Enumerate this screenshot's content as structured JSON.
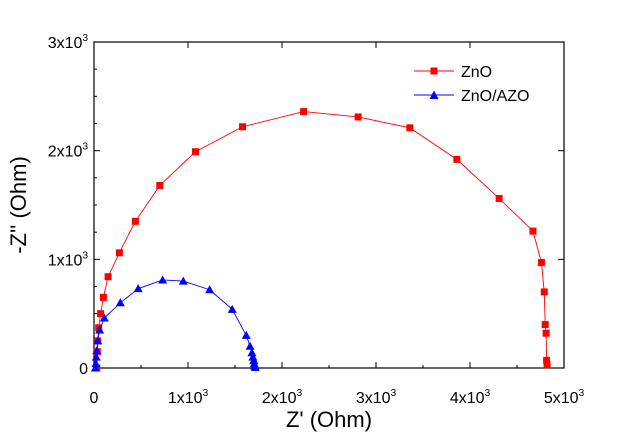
{
  "chart_data": {
    "type": "scatter",
    "title": "",
    "xlabel": "Z' (Ohm)",
    "ylabel": "-Z'' (Ohm)",
    "xlim": [
      0,
      5000
    ],
    "ylim": [
      0,
      3000
    ],
    "x_ticks": [
      {
        "value": 0,
        "mant": "0",
        "exp": ""
      },
      {
        "value": 1000,
        "mant": "1x10",
        "exp": "3"
      },
      {
        "value": 2000,
        "mant": "2x10",
        "exp": "3"
      },
      {
        "value": 3000,
        "mant": "3x10",
        "exp": "3"
      },
      {
        "value": 4000,
        "mant": "4x10",
        "exp": "3"
      },
      {
        "value": 5000,
        "mant": "5x10",
        "exp": "3"
      }
    ],
    "y_ticks": [
      {
        "value": 0,
        "mant": "0",
        "exp": ""
      },
      {
        "value": 1000,
        "mant": "1x10",
        "exp": "3"
      },
      {
        "value": 2000,
        "mant": "2x10",
        "exp": "3"
      },
      {
        "value": 3000,
        "mant": "3x10",
        "exp": "3"
      }
    ],
    "legend_position": "top-right",
    "series": [
      {
        "name": "ZnO",
        "color": "#ff0000",
        "marker": "square",
        "x": [
          30,
          35,
          40,
          50,
          70,
          100,
          150,
          270,
          440,
          700,
          1080,
          1580,
          2230,
          2810,
          3360,
          3860,
          4310,
          4670,
          4760,
          4790,
          4800,
          4810,
          4815,
          4820
        ],
        "y": [
          0,
          150,
          250,
          370,
          500,
          650,
          840,
          1060,
          1350,
          1680,
          1990,
          2220,
          2360,
          2310,
          2210,
          1920,
          1560,
          1260,
          970,
          700,
          400,
          320,
          70,
          30
        ]
      },
      {
        "name": "ZnO/AZO",
        "color": "#0000ff",
        "marker": "triangle",
        "x": [
          15,
          20,
          25,
          30,
          40,
          60,
          110,
          280,
          470,
          730,
          950,
          1230,
          1470,
          1620,
          1660,
          1680,
          1690,
          1700,
          1705,
          1710,
          1715
        ],
        "y": [
          0,
          40,
          100,
          160,
          250,
          350,
          460,
          600,
          730,
          810,
          800,
          720,
          540,
          300,
          200,
          140,
          100,
          70,
          40,
          20,
          5
        ]
      }
    ]
  }
}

:::::

■ WORK TO COMPLETE ■
All of the data needs repeating exactly, but the pictures do not.

■ EXPECTED OUTPUT ■
Enumerate this screenshot's content as structured JSON.
{
  "chart_data": {
    "type": "scatter",
    "title": "",
    "xlabel": "Z' (Ohm)",
    "ylabel": "-Z'' (Ohm)",
    "xlim": [
      0,
      5000
    ],
    "ylim": [
      0,
      3000
    ],
    "x_ticks": [
      {
        "value": 0,
        "mant": "0",
        "exp": ""
      },
      {
        "value": 1000,
        "mant": "1x10",
        "exp": "3"
      },
      {
        "value": 2000,
        "mant": "2x10",
        "exp": "3"
      },
      {
        "value": 3000,
        "mant": "3x10",
        "exp": "3"
      },
      {
        "value": 4000,
        "mant": "4x10",
        "exp": "3"
      },
      {
        "value": 5000,
        "mant": "5x10",
        "exp": "3"
      }
    ],
    "y_ticks": [
      {
        "value": 0,
        "mant": "0",
        "exp": ""
      },
      {
        "value": 1000,
        "mant": "1x10",
        "exp": "3"
      },
      {
        "value": 2000,
        "mant": "2x10",
        "exp": "3"
      },
      {
        "value": 3000,
        "mant": "3x10",
        "exp": "3"
      }
    ],
    "legend_position": "top-right",
    "series": [
      {
        "name": "ZnO",
        "color": "#ff0000",
        "marker": "square",
        "x": [
          30,
          35,
          40,
          50,
          70,
          100,
          150,
          270,
          440,
          700,
          1080,
          1580,
          2230,
          2810,
          3360,
          3860,
          4310,
          4670,
          4760,
          4790,
          4800,
          4810,
          4815,
          4820
        ],
        "y": [
          0,
          150,
          250,
          370,
          500,
          650,
          840,
          1060,
          1350,
          1680,
          1990,
          2220,
          2360,
          2310,
          2210,
          1920,
          1560,
          1260,
          970,
          700,
          400,
          320,
          70,
          30
        ]
      },
      {
        "name": "ZnO/AZO",
        "color": "#0000ff",
        "marker": "triangle",
        "x": [
          15,
          20,
          25,
          30,
          40,
          60,
          110,
          280,
          470,
          730,
          950,
          1230,
          1470,
          1620,
          1660,
          1680,
          1690,
          1700,
          1705,
          1710,
          1715
        ],
        "y": [
          0,
          40,
          100,
          160,
          250,
          350,
          460,
          600,
          730,
          810,
          800,
          720,
          540,
          300,
          200,
          140,
          100,
          70,
          40,
          20,
          5
        ]
      }
    ]
  }
}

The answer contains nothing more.